REQUEST: From the listing below, pull out all lines with "protons" in them.

DATA EXTRACT:
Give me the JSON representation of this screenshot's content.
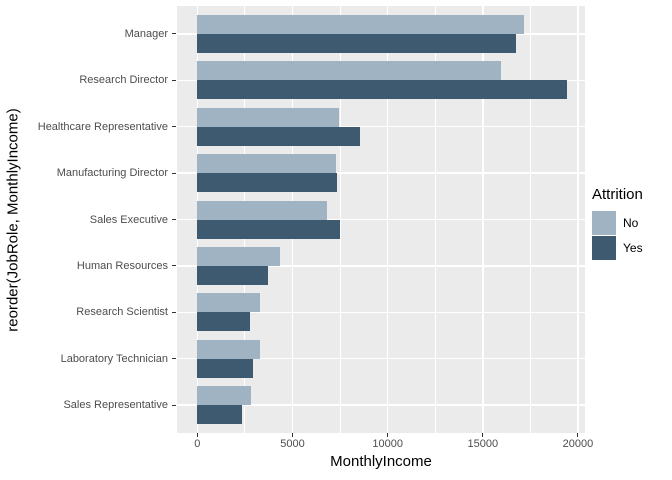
{
  "figure": {
    "background": "#FFFFFF",
    "panel_background": "#EBEBEB",
    "gridline_color": "#FFFFFF",
    "axis_text_color": "#4D4D4D",
    "axis_title_color": "#000000",
    "tick_mark_color": "#333333"
  },
  "chart_data": {
    "type": "bar",
    "orientation": "horizontal",
    "xlabel": "MonthlyIncome",
    "ylabel": "reorder(JobRole, MonthlyIncome)",
    "categories": [
      "Manager",
      "Research Director",
      "Healthcare Representative",
      "Manufacturing Director",
      "Sales Executive",
      "Human Resources",
      "Research Scientist",
      "Laboratory Technician",
      "Sales Representative"
    ],
    "series": [
      {
        "name": "No",
        "color": "#9FB3C3",
        "values": [
          17150,
          15950,
          7450,
          7300,
          6800,
          4350,
          3300,
          3300,
          2800
        ]
      },
      {
        "name": "Yes",
        "color": "#3E5A70",
        "values": [
          16750,
          19400,
          8550,
          7350,
          7500,
          3700,
          2750,
          2900,
          2350
        ]
      }
    ],
    "group_order_top_to_bottom": [
      "Yes",
      "No"
    ],
    "x_ticks": [
      0,
      5000,
      10000,
      15000,
      20000
    ],
    "x_minor_ticks": [
      2500,
      7500,
      12500,
      17500
    ],
    "xlim": [
      -1070,
      20370
    ],
    "grid": true,
    "legend": {
      "title": "Attrition",
      "position": "right",
      "entries": [
        "No",
        "Yes"
      ]
    }
  }
}
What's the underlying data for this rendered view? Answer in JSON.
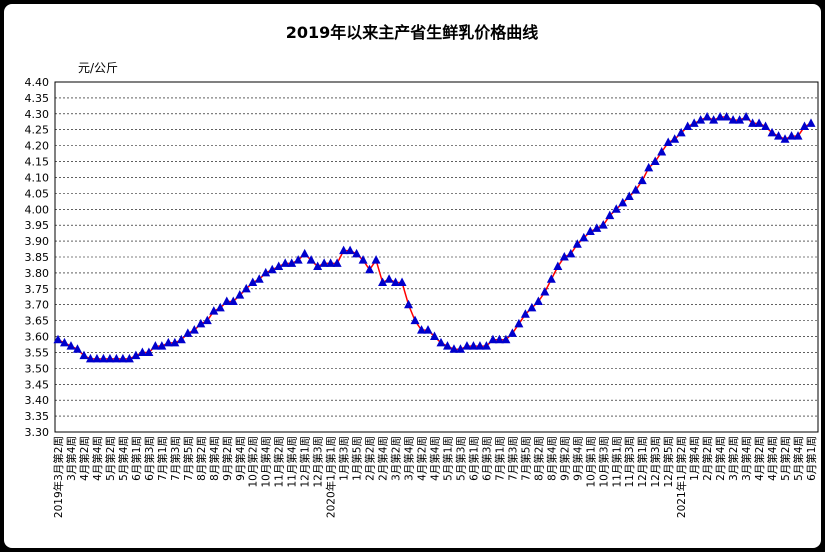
{
  "chart_data": {
    "type": "line",
    "title": "2019年以来主产省生鲜乳价格曲线",
    "y_label": "元/公斤",
    "categories": [
      "2019年3月第2周",
      null,
      "3月第4周",
      null,
      "4月第2周",
      null,
      "4月第4周",
      null,
      "5月第2周",
      null,
      "5月第4周",
      null,
      "6月第1周",
      null,
      "6月第3周",
      null,
      "7月第1周",
      null,
      "7月第3周",
      null,
      "7月第5周",
      null,
      "8月第2周",
      null,
      "8月第4周",
      null,
      "9月第2周",
      null,
      "9月第4周",
      null,
      "10月第2周",
      null,
      "10月第4周",
      null,
      "11月第2周",
      null,
      "11月第4周",
      null,
      "12月第1周",
      null,
      "12月第3周",
      null,
      "2020年1月第1周",
      null,
      "1月第3周",
      null,
      "1月第5周",
      null,
      "2月第2周",
      null,
      "2月第4周",
      null,
      "3月第2周",
      null,
      "3月第4周",
      null,
      "4月第2周",
      null,
      "4月第4周",
      null,
      "5月第1周",
      null,
      "5月第3周",
      null,
      "6月第1周",
      null,
      "6月第3周",
      null,
      "7月第1周",
      null,
      "7月第3周",
      null,
      "7月第5周",
      null,
      "8月第2周",
      null,
      "8月第4周",
      null,
      "9月第2周",
      null,
      "9月第4周",
      null,
      "10月第1周",
      null,
      "10月第3周",
      null,
      "11月第1周",
      null,
      "11月第3周",
      null,
      "12月第1周",
      null,
      "12月第3周",
      null,
      "12月第5周",
      null,
      "2021年1月第2周",
      null,
      "1月第4周",
      null,
      "2月第2周",
      null,
      "2月第4周",
      null,
      "3月第2周",
      null,
      "3月第4周",
      null,
      "4月第2周",
      null,
      "4月第4周",
      null,
      "5月第2周",
      null,
      "5月第4周",
      null,
      "6月第1周"
    ],
    "series": [
      {
        "name": "生鲜乳价格",
        "color": "#ff0000",
        "marker_color": "#0000cc",
        "values": [
          3.59,
          3.58,
          3.57,
          3.56,
          3.54,
          3.53,
          3.53,
          3.53,
          3.53,
          3.53,
          3.53,
          3.53,
          3.54,
          3.55,
          3.55,
          3.57,
          3.57,
          3.58,
          3.58,
          3.59,
          3.61,
          3.62,
          3.64,
          3.65,
          3.68,
          3.69,
          3.71,
          3.71,
          3.73,
          3.75,
          3.77,
          3.78,
          3.8,
          3.81,
          3.82,
          3.83,
          3.83,
          3.84,
          3.86,
          3.84,
          3.82,
          3.83,
          3.83,
          3.83,
          3.87,
          3.87,
          3.86,
          3.84,
          3.81,
          3.84,
          3.77,
          3.78,
          3.77,
          3.77,
          3.7,
          3.65,
          3.62,
          3.62,
          3.6,
          3.58,
          3.57,
          3.56,
          3.56,
          3.57,
          3.57,
          3.57,
          3.57,
          3.59,
          3.59,
          3.59,
          3.61,
          3.64,
          3.67,
          3.69,
          3.71,
          3.74,
          3.78,
          3.82,
          3.85,
          3.86,
          3.89,
          3.91,
          3.93,
          3.94,
          3.95,
          3.98,
          4.0,
          4.02,
          4.04,
          4.06,
          4.09,
          4.13,
          4.15,
          4.18,
          4.21,
          4.22,
          4.24,
          4.26,
          4.27,
          4.28,
          4.29,
          4.28,
          4.29,
          4.29,
          4.28,
          4.28,
          4.29,
          4.27,
          4.27,
          4.26,
          4.24,
          4.23,
          4.22,
          4.23,
          4.23,
          4.26,
          4.27
        ]
      }
    ],
    "ylim": [
      3.3,
      4.4
    ],
    "yticks": [
      {
        "value": 3.3,
        "label": "3.30"
      },
      {
        "value": 3.35,
        "label": "3.35"
      },
      {
        "value": 3.4,
        "label": "3.40"
      },
      {
        "value": 3.45,
        "label": "3.45"
      },
      {
        "value": 3.5,
        "label": "3.50"
      },
      {
        "value": 3.55,
        "label": "3.55"
      },
      {
        "value": 3.6,
        "label": "3.60"
      },
      {
        "value": 3.65,
        "label": "3.65"
      },
      {
        "value": 3.7,
        "label": "3.70"
      },
      {
        "value": 3.75,
        "label": "3.75"
      },
      {
        "value": 3.8,
        "label": "3.80"
      },
      {
        "value": 3.85,
        "label": "3.85"
      },
      {
        "value": 3.9,
        "label": "3.90"
      },
      {
        "value": 3.95,
        "label": "3.95"
      },
      {
        "value": 4.0,
        "label": "4.00"
      },
      {
        "value": 4.05,
        "label": "4.05"
      },
      {
        "value": 4.1,
        "label": "4.10"
      },
      {
        "value": 4.15,
        "label": "4.15"
      },
      {
        "value": 4.2,
        "label": "4.20"
      },
      {
        "value": 4.25,
        "label": "4.25"
      },
      {
        "value": 4.3,
        "label": "4.30"
      },
      {
        "value": 4.35,
        "label": "4.35"
      },
      {
        "value": 4.4,
        "label": "4.40"
      }
    ],
    "grid": true
  }
}
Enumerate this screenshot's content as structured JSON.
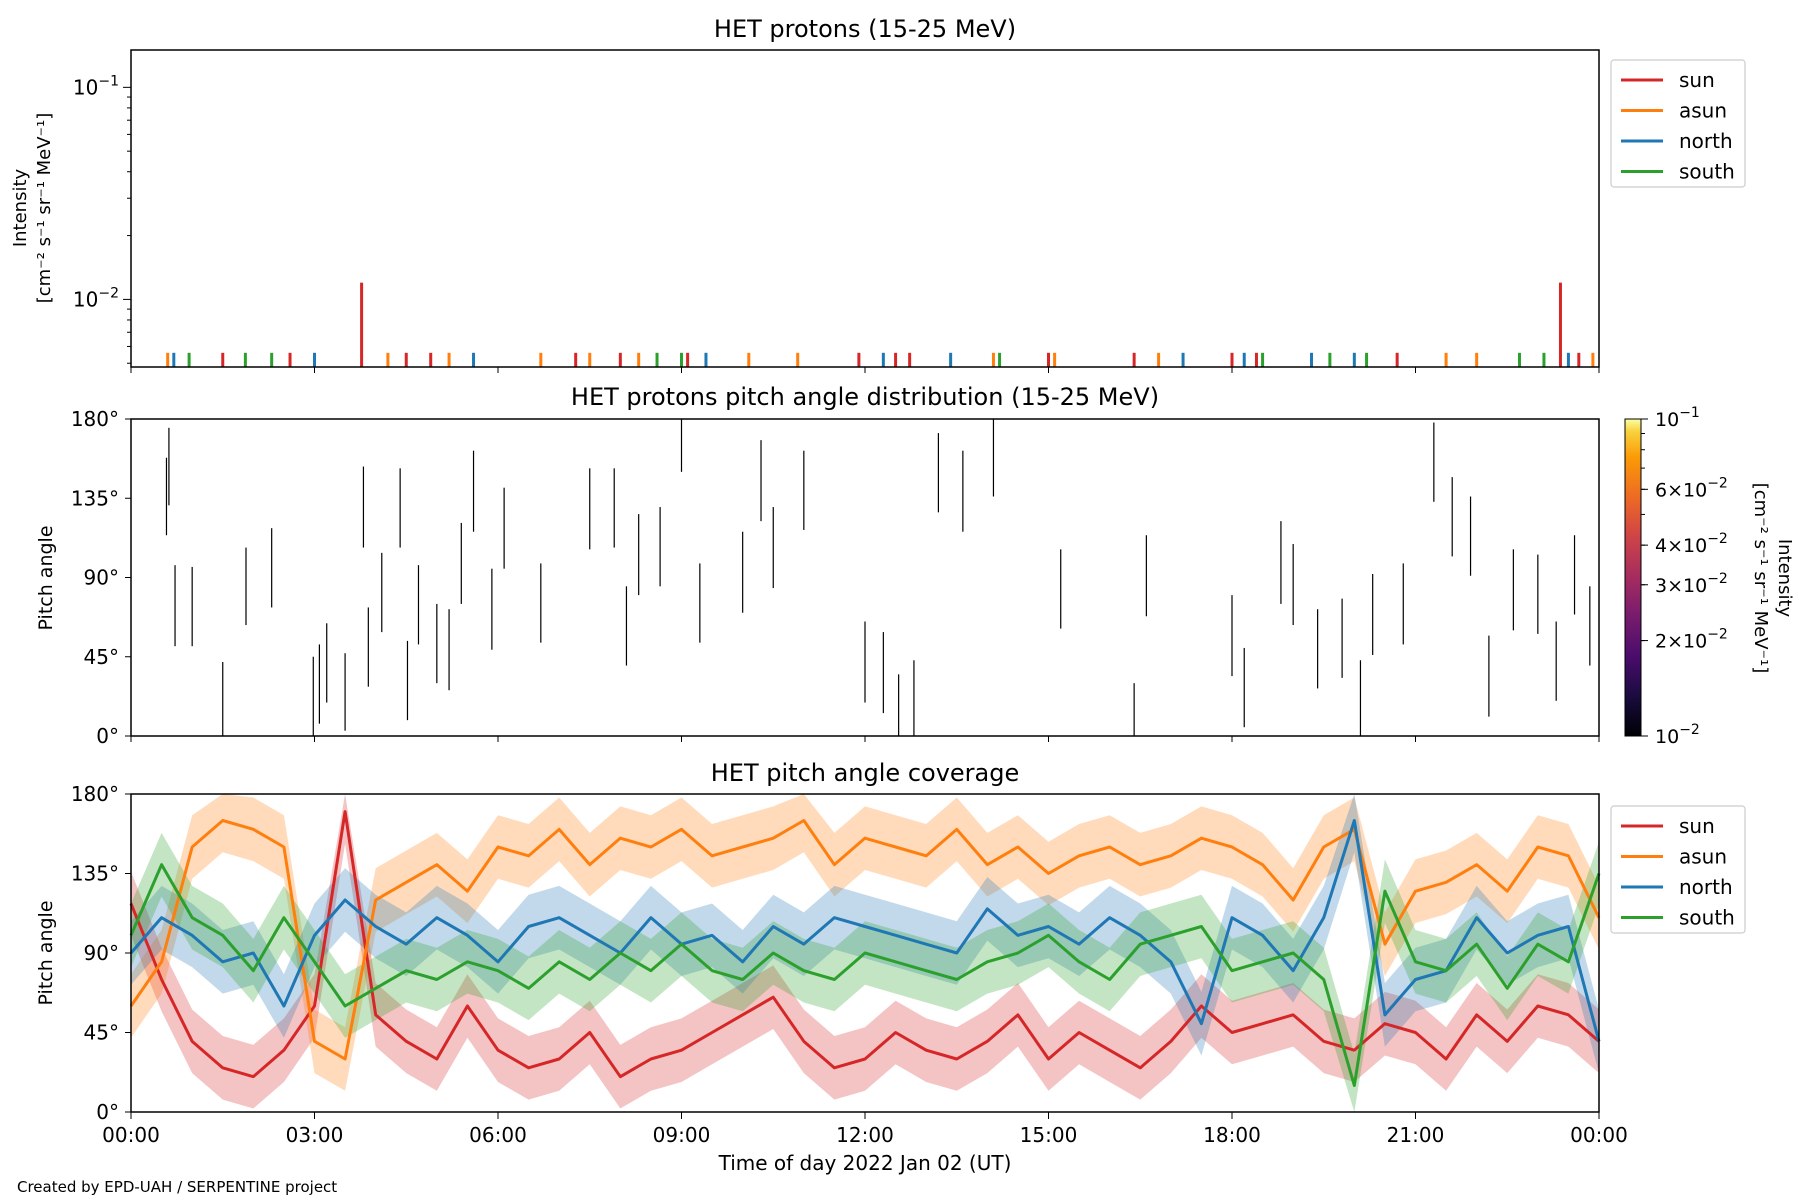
{
  "colors": {
    "sun": "#d62728",
    "asun": "#ff7f0e",
    "north": "#1f77b4",
    "south": "#2ca02c",
    "axes": "#000000",
    "background": "#ffffff"
  },
  "footer": {
    "credit": "Created by EPD-UAH / SERPENTINE project"
  },
  "x_axis": {
    "label": "Time of day 2022 Jan 02 (UT)",
    "ticks": [
      "00:00",
      "03:00",
      "06:00",
      "09:00",
      "12:00",
      "15:00",
      "18:00",
      "21:00",
      "00:00"
    ],
    "range_hours": [
      0,
      24
    ]
  },
  "legend_top": {
    "placement": "right of panel, top",
    "entries": [
      {
        "name": "sun",
        "color": "#d62728"
      },
      {
        "name": "asun",
        "color": "#ff7f0e"
      },
      {
        "name": "north",
        "color": "#1f77b4"
      },
      {
        "name": "south",
        "color": "#2ca02c"
      }
    ]
  },
  "legend_bottom": {
    "placement": "right of panel, top",
    "entries": [
      {
        "name": "sun",
        "color": "#d62728"
      },
      {
        "name": "asun",
        "color": "#ff7f0e"
      },
      {
        "name": "north",
        "color": "#1f77b4"
      },
      {
        "name": "south",
        "color": "#2ca02c"
      }
    ]
  },
  "chart_data": [
    {
      "type": "line",
      "title": "HET protons (15-25 MeV)",
      "xlabel": "",
      "ylabel": [
        "Intensity",
        "[cm⁻² s⁻¹ sr⁻¹ MeV⁻¹]"
      ],
      "y_scale": "log",
      "ylim": [
        0.0048,
        0.15
      ],
      "y_ticks": [
        {
          "value": 0.1,
          "base": "10",
          "exp": "−1"
        },
        {
          "value": 0.01,
          "base": "10",
          "exp": "−2"
        }
      ],
      "baseline": 0.0048,
      "series": [
        {
          "name": "sun",
          "spikes": [
            {
              "x": 1.5,
              "y": 0.0056
            },
            {
              "x": 2.6,
              "y": 0.0056
            },
            {
              "x": 3.77,
              "y": 0.012
            },
            {
              "x": 4.5,
              "y": 0.0056
            },
            {
              "x": 4.9,
              "y": 0.0056
            },
            {
              "x": 7.27,
              "y": 0.0056
            },
            {
              "x": 8.0,
              "y": 0.0056
            },
            {
              "x": 9.1,
              "y": 0.0056
            },
            {
              "x": 11.9,
              "y": 0.0056
            },
            {
              "x": 12.5,
              "y": 0.0056
            },
            {
              "x": 12.73,
              "y": 0.0056
            },
            {
              "x": 15.0,
              "y": 0.0056
            },
            {
              "x": 16.4,
              "y": 0.0056
            },
            {
              "x": 18.0,
              "y": 0.0056
            },
            {
              "x": 18.4,
              "y": 0.0056
            },
            {
              "x": 20.7,
              "y": 0.0056
            },
            {
              "x": 23.37,
              "y": 0.012
            },
            {
              "x": 23.67,
              "y": 0.0056
            }
          ]
        },
        {
          "name": "asun",
          "spikes": [
            {
              "x": 0.6,
              "y": 0.0056
            },
            {
              "x": 4.2,
              "y": 0.0056
            },
            {
              "x": 5.2,
              "y": 0.0056
            },
            {
              "x": 6.7,
              "y": 0.0056
            },
            {
              "x": 7.5,
              "y": 0.0056
            },
            {
              "x": 8.3,
              "y": 0.0056
            },
            {
              "x": 10.1,
              "y": 0.0056
            },
            {
              "x": 10.9,
              "y": 0.0056
            },
            {
              "x": 14.1,
              "y": 0.0056
            },
            {
              "x": 15.1,
              "y": 0.0056
            },
            {
              "x": 16.8,
              "y": 0.0056
            },
            {
              "x": 21.5,
              "y": 0.0056
            },
            {
              "x": 22.0,
              "y": 0.0056
            },
            {
              "x": 23.9,
              "y": 0.0056
            }
          ]
        },
        {
          "name": "north",
          "spikes": [
            {
              "x": 0.7,
              "y": 0.0056
            },
            {
              "x": 3.0,
              "y": 0.0056
            },
            {
              "x": 5.6,
              "y": 0.0056
            },
            {
              "x": 9.4,
              "y": 0.0056
            },
            {
              "x": 12.3,
              "y": 0.0056
            },
            {
              "x": 13.4,
              "y": 0.0056
            },
            {
              "x": 17.2,
              "y": 0.0056
            },
            {
              "x": 18.2,
              "y": 0.0056
            },
            {
              "x": 19.3,
              "y": 0.0056
            },
            {
              "x": 20.0,
              "y": 0.0056
            },
            {
              "x": 23.5,
              "y": 0.0056
            }
          ]
        },
        {
          "name": "south",
          "spikes": [
            {
              "x": 0.95,
              "y": 0.0056
            },
            {
              "x": 1.87,
              "y": 0.0056
            },
            {
              "x": 2.3,
              "y": 0.0056
            },
            {
              "x": 8.6,
              "y": 0.0056
            },
            {
              "x": 9.0,
              "y": 0.0056
            },
            {
              "x": 14.2,
              "y": 0.0056
            },
            {
              "x": 18.5,
              "y": 0.0056
            },
            {
              "x": 19.6,
              "y": 0.0056
            },
            {
              "x": 20.2,
              "y": 0.0056
            },
            {
              "x": 22.7,
              "y": 0.0056
            },
            {
              "x": 23.1,
              "y": 0.0056
            }
          ]
        }
      ]
    },
    {
      "type": "heatmap",
      "title": "HET protons pitch angle distribution (15-25 MeV)",
      "xlabel": "",
      "ylabel": "Pitch angle",
      "ylim": [
        0,
        180
      ],
      "y_ticks": [
        "0°",
        "45°",
        "90°",
        "135°",
        "180°"
      ],
      "colorbar": {
        "label": [
          "Intensity",
          "[cm⁻² s⁻¹ sr⁻¹ MeV⁻¹]"
        ],
        "scale": "log",
        "range": [
          0.01,
          0.1
        ],
        "ticks": [
          {
            "value": 0.1,
            "mant": "",
            "base": "10",
            "exp": "−1"
          },
          {
            "value": 0.06,
            "mant": "6×",
            "base": "10",
            "exp": "−2"
          },
          {
            "value": 0.04,
            "mant": "4×",
            "base": "10",
            "exp": "−2"
          },
          {
            "value": 0.03,
            "mant": "3×",
            "base": "10",
            "exp": "−2"
          },
          {
            "value": 0.02,
            "mant": "2×",
            "base": "10",
            "exp": "−2"
          },
          {
            "value": 0.01,
            "mant": "",
            "base": "10",
            "exp": "−2"
          }
        ],
        "colormap": "inferno"
      },
      "segments": [
        {
          "x": 0.58,
          "y0": 114,
          "y1": 158
        },
        {
          "x": 0.62,
          "y0": 131,
          "y1": 175
        },
        {
          "x": 0.72,
          "y0": 51,
          "y1": 97
        },
        {
          "x": 1.0,
          "y0": 51,
          "y1": 96
        },
        {
          "x": 1.5,
          "y0": 0,
          "y1": 42
        },
        {
          "x": 1.88,
          "y0": 63,
          "y1": 107
        },
        {
          "x": 2.3,
          "y0": 73,
          "y1": 118
        },
        {
          "x": 2.98,
          "y0": 0,
          "y1": 45
        },
        {
          "x": 3.08,
          "y0": 7,
          "y1": 52
        },
        {
          "x": 3.2,
          "y0": 19,
          "y1": 64
        },
        {
          "x": 3.5,
          "y0": 3,
          "y1": 47
        },
        {
          "x": 3.8,
          "y0": 107,
          "y1": 153
        },
        {
          "x": 3.88,
          "y0": 28,
          "y1": 73
        },
        {
          "x": 4.1,
          "y0": 59,
          "y1": 104
        },
        {
          "x": 4.4,
          "y0": 107,
          "y1": 152
        },
        {
          "x": 4.52,
          "y0": 9,
          "y1": 54
        },
        {
          "x": 4.7,
          "y0": 52,
          "y1": 97
        },
        {
          "x": 5.0,
          "y0": 30,
          "y1": 75
        },
        {
          "x": 5.2,
          "y0": 26,
          "y1": 72
        },
        {
          "x": 5.4,
          "y0": 75,
          "y1": 121
        },
        {
          "x": 5.6,
          "y0": 116,
          "y1": 162
        },
        {
          "x": 5.9,
          "y0": 49,
          "y1": 95
        },
        {
          "x": 6.1,
          "y0": 95,
          "y1": 141
        },
        {
          "x": 6.7,
          "y0": 53,
          "y1": 98
        },
        {
          "x": 7.5,
          "y0": 106,
          "y1": 152
        },
        {
          "x": 7.9,
          "y0": 107,
          "y1": 152
        },
        {
          "x": 8.1,
          "y0": 40,
          "y1": 85
        },
        {
          "x": 8.3,
          "y0": 80,
          "y1": 126
        },
        {
          "x": 8.65,
          "y0": 85,
          "y1": 130
        },
        {
          "x": 9.0,
          "y0": 150,
          "y1": 180
        },
        {
          "x": 9.3,
          "y0": 53,
          "y1": 98
        },
        {
          "x": 10.0,
          "y0": 70,
          "y1": 116
        },
        {
          "x": 10.3,
          "y0": 122,
          "y1": 168
        },
        {
          "x": 10.5,
          "y0": 84,
          "y1": 130
        },
        {
          "x": 11.0,
          "y0": 117,
          "y1": 162
        },
        {
          "x": 12.0,
          "y0": 19,
          "y1": 65
        },
        {
          "x": 12.3,
          "y0": 13,
          "y1": 59
        },
        {
          "x": 12.55,
          "y0": 0,
          "y1": 35
        },
        {
          "x": 12.8,
          "y0": 0,
          "y1": 43
        },
        {
          "x": 13.2,
          "y0": 127,
          "y1": 172
        },
        {
          "x": 13.6,
          "y0": 116,
          "y1": 162
        },
        {
          "x": 14.1,
          "y0": 136,
          "y1": 180
        },
        {
          "x": 15.2,
          "y0": 61,
          "y1": 106
        },
        {
          "x": 16.4,
          "y0": 0,
          "y1": 30
        },
        {
          "x": 16.6,
          "y0": 68,
          "y1": 114
        },
        {
          "x": 18.0,
          "y0": 34,
          "y1": 80
        },
        {
          "x": 18.2,
          "y0": 5,
          "y1": 50
        },
        {
          "x": 18.8,
          "y0": 75,
          "y1": 122
        },
        {
          "x": 19.0,
          "y0": 63,
          "y1": 109
        },
        {
          "x": 19.4,
          "y0": 27,
          "y1": 72
        },
        {
          "x": 19.8,
          "y0": 33,
          "y1": 78
        },
        {
          "x": 20.1,
          "y0": 0,
          "y1": 43
        },
        {
          "x": 20.3,
          "y0": 46,
          "y1": 92
        },
        {
          "x": 20.8,
          "y0": 52,
          "y1": 98
        },
        {
          "x": 21.3,
          "y0": 133,
          "y1": 178
        },
        {
          "x": 21.6,
          "y0": 102,
          "y1": 147
        },
        {
          "x": 21.9,
          "y0": 91,
          "y1": 136
        },
        {
          "x": 22.2,
          "y0": 11,
          "y1": 57
        },
        {
          "x": 22.6,
          "y0": 60,
          "y1": 106
        },
        {
          "x": 23.0,
          "y0": 58,
          "y1": 103
        },
        {
          "x": 23.3,
          "y0": 20,
          "y1": 65
        },
        {
          "x": 23.6,
          "y0": 69,
          "y1": 114
        },
        {
          "x": 23.85,
          "y0": 40,
          "y1": 85
        }
      ]
    },
    {
      "type": "line",
      "title": "HET pitch angle coverage",
      "xlabel": "Time of day 2022 Jan 02 (UT)",
      "ylabel": "Pitch angle",
      "ylim": [
        0,
        180
      ],
      "y_ticks": [
        "0°",
        "45°",
        "90°",
        "135°",
        "180°"
      ],
      "sample_interval_hours": 0.5,
      "band_halfwidth_deg": 18,
      "series": [
        {
          "name": "sun",
          "values": [
            118,
            75,
            40,
            25,
            20,
            35,
            60,
            170,
            55,
            40,
            30,
            60,
            35,
            25,
            30,
            45,
            20,
            30,
            35,
            45,
            55,
            65,
            40,
            25,
            30,
            45,
            35,
            30,
            40,
            55,
            30,
            45,
            35,
            25,
            40,
            60,
            45,
            50,
            55,
            40,
            35,
            50,
            45,
            30,
            55,
            40,
            60,
            55,
            40
          ]
        },
        {
          "name": "asun",
          "values": [
            60,
            85,
            150,
            165,
            160,
            150,
            40,
            30,
            120,
            130,
            140,
            125,
            150,
            145,
            160,
            140,
            155,
            150,
            160,
            145,
            150,
            155,
            165,
            140,
            155,
            150,
            145,
            160,
            140,
            150,
            135,
            145,
            150,
            140,
            145,
            155,
            150,
            140,
            120,
            150,
            160,
            95,
            125,
            130,
            140,
            125,
            150,
            145,
            110
          ]
        },
        {
          "name": "north",
          "values": [
            90,
            110,
            100,
            85,
            90,
            60,
            100,
            120,
            105,
            95,
            110,
            100,
            85,
            105,
            110,
            100,
            90,
            110,
            95,
            100,
            85,
            105,
            95,
            110,
            105,
            100,
            95,
            90,
            115,
            100,
            105,
            95,
            110,
            100,
            85,
            50,
            110,
            100,
            80,
            110,
            165,
            55,
            75,
            80,
            110,
            90,
            100,
            105,
            40
          ]
        },
        {
          "name": "south",
          "values": [
            100,
            140,
            110,
            100,
            80,
            110,
            85,
            60,
            70,
            80,
            75,
            85,
            80,
            70,
            85,
            75,
            90,
            80,
            95,
            80,
            75,
            90,
            80,
            75,
            90,
            85,
            80,
            75,
            85,
            90,
            100,
            85,
            75,
            95,
            100,
            105,
            80,
            85,
            90,
            75,
            15,
            125,
            85,
            80,
            95,
            70,
            95,
            85,
            135
          ]
        }
      ]
    }
  ]
}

WRITTEN ANSWER:
      "title": "HET protons (15-25 MeV)",
      "title": "HET protons pitch angle distribution (15-25 MeV)",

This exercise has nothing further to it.